GOAL OF THE EXERCISE
Turn every line of the items below into a JSON list of strings, one string per line, leaving out blank lines.

◇ ◇ ◇ ◇

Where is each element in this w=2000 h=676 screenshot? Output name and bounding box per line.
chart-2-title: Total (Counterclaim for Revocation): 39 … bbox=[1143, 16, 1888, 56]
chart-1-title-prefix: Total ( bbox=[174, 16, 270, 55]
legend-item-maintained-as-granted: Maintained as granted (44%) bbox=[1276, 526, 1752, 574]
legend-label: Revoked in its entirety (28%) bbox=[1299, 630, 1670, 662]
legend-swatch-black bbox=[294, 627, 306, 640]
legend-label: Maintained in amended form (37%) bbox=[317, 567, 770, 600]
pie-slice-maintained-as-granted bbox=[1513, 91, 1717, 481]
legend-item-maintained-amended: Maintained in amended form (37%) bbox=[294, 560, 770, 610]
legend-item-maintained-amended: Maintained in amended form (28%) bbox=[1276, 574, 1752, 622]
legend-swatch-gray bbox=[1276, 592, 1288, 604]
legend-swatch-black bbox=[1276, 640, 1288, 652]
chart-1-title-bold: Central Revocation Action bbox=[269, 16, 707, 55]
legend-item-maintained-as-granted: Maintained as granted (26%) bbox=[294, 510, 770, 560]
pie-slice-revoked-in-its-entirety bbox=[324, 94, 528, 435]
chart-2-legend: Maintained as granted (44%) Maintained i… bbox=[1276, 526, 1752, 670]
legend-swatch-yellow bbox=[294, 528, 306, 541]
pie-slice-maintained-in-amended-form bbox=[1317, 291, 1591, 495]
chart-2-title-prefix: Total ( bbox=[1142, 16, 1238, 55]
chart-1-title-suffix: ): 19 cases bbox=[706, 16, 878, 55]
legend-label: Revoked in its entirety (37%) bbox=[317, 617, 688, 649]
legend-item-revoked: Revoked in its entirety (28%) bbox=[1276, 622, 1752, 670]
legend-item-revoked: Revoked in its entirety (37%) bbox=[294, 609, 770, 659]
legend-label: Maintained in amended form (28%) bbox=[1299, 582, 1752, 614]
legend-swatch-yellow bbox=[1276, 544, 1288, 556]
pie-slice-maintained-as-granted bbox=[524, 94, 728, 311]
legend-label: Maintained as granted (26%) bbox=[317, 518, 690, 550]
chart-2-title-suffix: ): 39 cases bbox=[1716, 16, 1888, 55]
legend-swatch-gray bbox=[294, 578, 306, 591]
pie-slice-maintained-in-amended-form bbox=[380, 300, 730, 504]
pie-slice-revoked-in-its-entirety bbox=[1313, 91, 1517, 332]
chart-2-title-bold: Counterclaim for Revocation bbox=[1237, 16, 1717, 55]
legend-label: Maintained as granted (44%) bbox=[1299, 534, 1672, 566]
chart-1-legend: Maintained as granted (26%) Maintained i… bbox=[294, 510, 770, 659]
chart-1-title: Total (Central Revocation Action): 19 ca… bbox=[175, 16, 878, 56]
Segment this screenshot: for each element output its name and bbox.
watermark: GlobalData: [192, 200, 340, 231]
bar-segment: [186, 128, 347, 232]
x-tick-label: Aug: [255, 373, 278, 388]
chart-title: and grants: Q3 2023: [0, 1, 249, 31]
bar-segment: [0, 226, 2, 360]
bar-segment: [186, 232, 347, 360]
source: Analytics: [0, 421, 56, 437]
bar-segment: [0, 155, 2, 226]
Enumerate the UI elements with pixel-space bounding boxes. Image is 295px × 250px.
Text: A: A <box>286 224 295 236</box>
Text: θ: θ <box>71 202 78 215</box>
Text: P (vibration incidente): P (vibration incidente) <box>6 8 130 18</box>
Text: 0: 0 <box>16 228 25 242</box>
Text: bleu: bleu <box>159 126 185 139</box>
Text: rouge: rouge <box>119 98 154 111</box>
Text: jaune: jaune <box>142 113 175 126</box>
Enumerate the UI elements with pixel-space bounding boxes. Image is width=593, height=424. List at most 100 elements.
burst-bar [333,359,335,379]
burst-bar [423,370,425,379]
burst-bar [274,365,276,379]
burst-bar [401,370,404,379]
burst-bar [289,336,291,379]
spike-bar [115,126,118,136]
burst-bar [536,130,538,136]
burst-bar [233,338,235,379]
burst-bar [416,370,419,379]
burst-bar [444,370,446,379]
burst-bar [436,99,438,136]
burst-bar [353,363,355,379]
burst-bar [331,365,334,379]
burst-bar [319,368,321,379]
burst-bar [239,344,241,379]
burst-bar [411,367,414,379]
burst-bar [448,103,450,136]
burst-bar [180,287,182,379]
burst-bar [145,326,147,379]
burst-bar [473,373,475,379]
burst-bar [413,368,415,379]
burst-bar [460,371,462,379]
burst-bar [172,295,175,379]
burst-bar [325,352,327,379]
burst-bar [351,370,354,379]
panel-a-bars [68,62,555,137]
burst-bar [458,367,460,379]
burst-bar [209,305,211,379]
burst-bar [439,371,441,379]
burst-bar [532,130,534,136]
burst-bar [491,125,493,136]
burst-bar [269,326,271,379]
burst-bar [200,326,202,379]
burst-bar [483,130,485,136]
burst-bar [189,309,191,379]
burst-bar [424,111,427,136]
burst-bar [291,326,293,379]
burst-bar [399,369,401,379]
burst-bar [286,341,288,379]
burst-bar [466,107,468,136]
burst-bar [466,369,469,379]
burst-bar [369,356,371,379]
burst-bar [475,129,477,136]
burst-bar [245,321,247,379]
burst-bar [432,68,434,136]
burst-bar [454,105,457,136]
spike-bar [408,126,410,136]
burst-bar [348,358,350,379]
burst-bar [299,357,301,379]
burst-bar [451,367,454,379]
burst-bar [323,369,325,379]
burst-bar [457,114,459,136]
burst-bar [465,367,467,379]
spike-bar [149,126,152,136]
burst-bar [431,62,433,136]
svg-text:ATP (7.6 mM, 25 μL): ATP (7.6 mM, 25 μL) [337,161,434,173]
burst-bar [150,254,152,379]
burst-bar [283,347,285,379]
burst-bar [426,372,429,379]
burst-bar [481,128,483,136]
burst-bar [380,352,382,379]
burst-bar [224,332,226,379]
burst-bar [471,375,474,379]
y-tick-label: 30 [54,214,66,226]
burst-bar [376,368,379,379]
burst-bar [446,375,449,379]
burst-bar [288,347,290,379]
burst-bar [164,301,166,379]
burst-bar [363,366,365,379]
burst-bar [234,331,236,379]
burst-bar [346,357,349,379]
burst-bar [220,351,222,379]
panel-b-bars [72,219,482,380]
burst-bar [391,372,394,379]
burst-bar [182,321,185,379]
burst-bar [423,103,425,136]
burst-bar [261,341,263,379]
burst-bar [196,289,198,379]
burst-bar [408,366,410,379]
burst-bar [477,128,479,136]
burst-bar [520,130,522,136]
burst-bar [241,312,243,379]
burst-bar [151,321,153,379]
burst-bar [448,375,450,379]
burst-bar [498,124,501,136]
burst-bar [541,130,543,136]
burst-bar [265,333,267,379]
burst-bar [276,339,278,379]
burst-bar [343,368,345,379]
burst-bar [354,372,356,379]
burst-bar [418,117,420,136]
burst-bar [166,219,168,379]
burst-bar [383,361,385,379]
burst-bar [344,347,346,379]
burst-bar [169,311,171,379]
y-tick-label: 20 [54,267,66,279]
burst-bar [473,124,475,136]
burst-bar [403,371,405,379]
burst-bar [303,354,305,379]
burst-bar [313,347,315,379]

◇ ◇ ◇ ◇

TASK RESULT
[
  "Where is each element in this w=2000 h=676 screenshot? Output name and bounding box per line.",
  "chart-2-title: Total (Counterclaim for Revocation): 39 … bbox=[1143, 16, 1888, 56]",
  "chart-1-title-prefix: Total ( bbox=[174, 16, 270, 55]",
  "legend-item-maintained-as-granted: Maintained as granted (44%) bbox=[1276, 526, 1752, 574]",
  "legend-label: Revoked in its entirety (28%) bbox=[1299, 630, 1670, 662]",
  "legend-swatch-black bbox=[294, 627, 306, 640]",
  "legend-label: Maintained in amended form (37%) bbox=[317, 567, 770, 600]",
  "pie-slice-maintained-as-granted bbox=[1513, 91, 1717, 481]",
  "legend-item-maintained-amended: Maintained in amended form (37%) bbox=[294, 560, 770, 610]",
  "legend-item-maintained-amended: Maintained in amended form (28%) bbox=[1276, 574, 1752, 622]",
  "legend-swatch-gray bbox=[1276, 592, 1288, 604]",
  "legend-swatch-black bbox=[1276, 640, 1288, 652]",
  "chart-1-title-bold: Central Revocation Action bbox=[269, 16, 707, 55]",
  "legend-item-maintained-as-granted: Maintained as granted (26%) bbox=[294, 510, 770, 560]",
  "pie-slice-revoked-in-its-entirety bbox=[324, 94, 528, 435]",
  "chart-2-legend: Maintained as granted (44%) Maintained i… bbox=[1276, 526, 1752, 670]",
  "legend-swatch-yellow bbox=[294, 528, 306, 541]",
  "pie-slice-maintained-in-amended-form bbox=[1317, 291, 1591, 495]",
  "chart-2-title-prefix: Total ( bbox=[1142, 16, 1238, 55]",
  "chart-1-title-suffix: ): 19 cases bbox=[706, 16, 878, 55]",
  "legend-label: Revoked in its entirety (37%) bbox=[317, 617, 688, 649]",
  "legend-item-revoked: Revoked in its entirety (28%) bbox=[1276, 622, 1752, 670]",
  "legend-item-revoked: Revoked in its entirety (37%) bbox=[294, 609, 770, 659]",
  "legend-label: Maintained in amended form (28%) bbox=[1299, 582, 1752, 614]",
  "legend-swatch-yellow bbox=[1276, 544, 1288, 556]",
  "pie-slice-maintained-as-granted bbox=[524, 94, 728, 311]",
  "legend-label: Maintained as granted (26%) bbox=[317, 518, 690, 550]",
  "chart-2-title-suffix: ): 39 cases bbox=[1716, 16, 1888, 55]",
  "legend-swatch-gray bbox=[294, 578, 306, 591]",
  "pie-slice-maintained-in-amended-form bbox=[380, 300, 730, 504]",
  "pie-slice-revoked-in-its-entirety bbox=[1313, 91, 1517, 332]",
  "chart-2-title-bold: Counterclaim for Revocation bbox=[1237, 16, 1717, 55]",
  "legend-label: Maintained as granted (44%) bbox=[1299, 534, 1672, 566]",
  "chart-1-legend: Maintained as granted (26%) Maintained i… bbox=[294, 510, 770, 659]",
  "chart-1-title: Total (Central Revocation Action): 19 ca… bbox=[175, 16, 878, 56]",
  "Segment this screenshot: for each element output its name and bbox.",
  "watermark: GlobalData: [192, 200, 340, 231]",
  "bar-segment: [186, 128, 347, 232]",
  "x-tick-label: Aug: [255, 373, 278, 388]",
  "chart-title: and grants: Q3 2023: [0, 1, 249, 31]",
  "bar-segment: [0, 226, 2, 360]",
  "bar-segment: [186, 232, 347, 360]",
  "source: Analytics: [0, 421, 56, 437]",
  "bar-segment: [0, 155, 2, 226]",
  "Enumerate the UI elements with pixel-space bounding boxes. Image is 295px × 250px.",
  "Text: A: A <box>286 224 295 236</box>",
  "Text: θ: θ <box>71 202 78 215</box>",
  "Text: P (vibration incidente): P (vibration incidente) <box>6 8 130 18</box>",
  "Text: 0: 0 <box>16 228 25 242</box>",
  "Text: bleu: bleu <box>159 126 185 139</box>",
  "Text: rouge: rouge <box>119 98 154 111</box>",
  "Text: jaune: jaune <box>142 113 175 126</box>",
  "Enumerate the UI elements with pixel-space bounding boxes. Image is width=593, height=424. List at most 100 elements.",
  "burst-bar [333,359,335,379]",
  "burst-bar [423,370,425,379]",
  "burst-bar [274,365,276,379]",
  "burst-bar [401,370,404,379]",
  "burst-bar [289,336,291,379]",
  "spike-bar [115,126,118,136]",
  "burst-bar [536,130,538,136]",
  "burst-bar [233,338,235,379]",
  "burst-bar [416,370,419,379]",
  "burst-bar [444,370,446,379]",
  "burst-bar [436,99,438,136]",
  "burst-bar [353,363,355,379]",
  "burst-bar [331,365,334,379]",
  "burst-bar [319,368,321,379]",
  "burst-bar [239,344,241,379]",
  "burst-bar [411,367,414,379]",
  "burst-bar [448,103,450,136]",
  "burst-bar [180,287,182,379]",
  "burst-bar [145,326,147,379]",
  "burst-bar [473,373,475,379]",
  "burst-bar [413,368,415,379]",
  "burst-bar [460,371,462,379]",
  "burst-bar [172,295,175,379]",
  "burst-bar [325,352,327,379]",
  "burst-bar [351,370,354,379]",
  "panel-a-bars [68,62,555,137]",
  "burst-bar [458,367,460,379]",
  "burst-bar [209,305,211,379]",
  "burst-bar [439,371,441,379]",
  "burst-bar [532,130,534,136]",
  "burst-bar [491,125,493,136]",
  "burst-bar [269,326,271,379]",
  "burst-bar [200,326,202,379]",
  "burst-bar [483,130,485,136]",
  "burst-bar [189,309,191,379]",
  "burst-bar [424,111,427,136]",
  "burst-bar [291,326,293,379]",
  "burst-bar [399,369,401,379]",
  "burst-bar [286,341,288,379]",
  "burst-bar [466,107,468,136]",
  "burst-bar [466,369,469,379]",
  "burst-bar [369,356,371,379]",
  "burst-bar [475,129,477,136]",
  "burst-bar [245,321,247,379]",
  "burst-bar [432,68,434,136]",
  "burst-bar [454,105,457,136]",
  "spike-bar [408,126,410,136]",
  "burst-bar [348,358,350,379]",
  "burst-bar [299,357,301,379]",
  "burst-bar [451,367,454,379]",
  "burst-bar [323,369,325,379]",
  "burst-bar [457,114,459,136]",
  "burst-bar [465,367,467,379]",
  "spike-bar [149,126,152,136]",
  "burst-bar [431,62,433,136]",
  "svg-text:ATP (7.6 mM, 25 μL): ATP (7.6 mM, 25 μL) [337,161,434,173]",
  "burst-bar [150,254,152,379]",
  "burst-bar [283,347,285,379]",
  "burst-bar [426,372,429,379]",
  "burst-bar [481,128,483,136]",
  "burst-bar [380,352,382,379]",
  "burst-bar [224,332,226,379]",
  "burst-bar [471,375,474,379]",
  "y-tick-label: 30 [54,214,66,226]",
  "burst-bar [376,368,379,379]",
  "burst-bar [446,375,449,379]",
  "burst-bar [288,347,290,379]",
  "burst-bar [164,301,166,379]",
  "burst-bar [363,366,365,379]",
  "burst-bar [234,331,236,379]",
  "burst-bar [346,357,349,379]",
  "burst-bar [220,351,222,379]",
  "panel-b-bars [72,219,482,380]",
  "burst-bar [391,372,394,379]",
  "burst-bar [182,321,185,379]",
  "burst-bar [423,103,425,136]",
  "burst-bar [261,341,263,379]",
  "burst-bar [196,289,198,379]",
  "burst-bar [408,366,410,379]",
  "burst-bar [477,128,479,136]",
  "burst-bar [520,130,522,136]",
  "burst-bar [241,312,243,379]",
  "burst-bar [151,321,153,379]",
  "burst-bar [448,375,450,379]",
  "burst-bar [498,124,501,136]",
  "burst-bar [541,130,543,136]",
  "burst-bar [265,333,267,379]",
  "burst-bar [276,339,278,379]",
  "burst-bar [343,368,345,379]",
  "burst-bar [354,372,356,379]",
  "burst-bar [418,117,420,136]",
  "burst-bar [166,219,168,379]",
  "burst-bar [383,361,385,379]",
  "burst-bar [344,347,346,379]",
  "burst-bar [169,311,171,379]",
  "y-tick-label: 20 [54,267,66,279]",
  "burst-bar [473,124,475,136]",
  "burst-bar [403,371,405,379]",
  "burst-bar [303,354,305,379]",
  "burst-bar [313,347,315,379]"
]